### [What is needed]
Write out the entries below once more, exactly.

[Dataset entries]

>> START

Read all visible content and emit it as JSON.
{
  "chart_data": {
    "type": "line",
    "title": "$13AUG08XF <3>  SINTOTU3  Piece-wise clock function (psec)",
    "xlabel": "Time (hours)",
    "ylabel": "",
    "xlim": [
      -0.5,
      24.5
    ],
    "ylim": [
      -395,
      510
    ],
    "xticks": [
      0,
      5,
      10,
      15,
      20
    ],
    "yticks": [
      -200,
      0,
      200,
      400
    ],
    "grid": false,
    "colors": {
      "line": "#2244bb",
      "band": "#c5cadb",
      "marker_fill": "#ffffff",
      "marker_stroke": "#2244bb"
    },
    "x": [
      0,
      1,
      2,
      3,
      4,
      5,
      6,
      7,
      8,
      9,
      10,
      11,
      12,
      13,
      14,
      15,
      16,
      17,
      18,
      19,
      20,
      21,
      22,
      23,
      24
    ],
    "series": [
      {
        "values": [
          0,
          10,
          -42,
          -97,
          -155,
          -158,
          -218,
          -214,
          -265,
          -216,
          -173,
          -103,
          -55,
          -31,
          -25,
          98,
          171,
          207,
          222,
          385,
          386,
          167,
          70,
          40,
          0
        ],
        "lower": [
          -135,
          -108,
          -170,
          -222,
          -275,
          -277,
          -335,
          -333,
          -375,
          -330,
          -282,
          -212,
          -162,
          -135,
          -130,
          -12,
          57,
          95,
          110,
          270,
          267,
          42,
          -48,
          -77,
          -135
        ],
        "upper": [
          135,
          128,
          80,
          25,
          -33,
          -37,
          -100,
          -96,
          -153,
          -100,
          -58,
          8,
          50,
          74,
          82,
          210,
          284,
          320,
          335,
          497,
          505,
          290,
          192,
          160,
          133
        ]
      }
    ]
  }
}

>> END

### [Problem solution]
Read all visible content and emit it as JSON.
{
  "chart_data": {
    "type": "line",
    "title": "$13AUG08XF <3>  SINTOTU3  Piece-wise clock function (psec)",
    "xlabel": "Time (hours)",
    "ylabel": "",
    "xlim": [
      -0.5,
      24.5
    ],
    "ylim": [
      -395,
      510
    ],
    "xticks": [
      0,
      5,
      10,
      15,
      20
    ],
    "yticks": [
      -200,
      0,
      200,
      400
    ],
    "grid": false,
    "colors": {
      "line": "#2244bb",
      "band": "#c5cadb",
      "marker_fill": "#ffffff",
      "marker_stroke": "#2244bb"
    },
    "x": [
      0,
      1,
      2,
      3,
      4,
      5,
      6,
      7,
      8,
      9,
      10,
      11,
      12,
      13,
      14,
      15,
      16,
      17,
      18,
      19,
      20,
      21,
      22,
      23,
      24
    ],
    "series": [
      {
        "values": [
          0,
          10,
          -42,
          -97,
          -155,
          -158,
          -218,
          -214,
          -265,
          -216,
          -173,
          -103,
          -55,
          -31,
          -25,
          98,
          171,
          207,
          222,
          385,
          386,
          167,
          70,
          40,
          0
        ],
        "lower": [
          -135,
          -108,
          -170,
          -222,
          -275,
          -277,
          -335,
          -333,
          -375,
          -330,
          -282,
          -212,
          -162,
          -135,
          -130,
          -12,
          57,
          95,
          110,
          270,
          267,
          42,
          -48,
          -77,
          -135
        ],
        "upper": [
          135,
          128,
          80,
          25,
          -33,
          -37,
          -100,
          -96,
          -153,
          -100,
          -58,
          8,
          50,
          74,
          82,
          210,
          284,
          320,
          335,
          497,
          505,
          290,
          192,
          160,
          133
        ]
      }
    ]
  }
}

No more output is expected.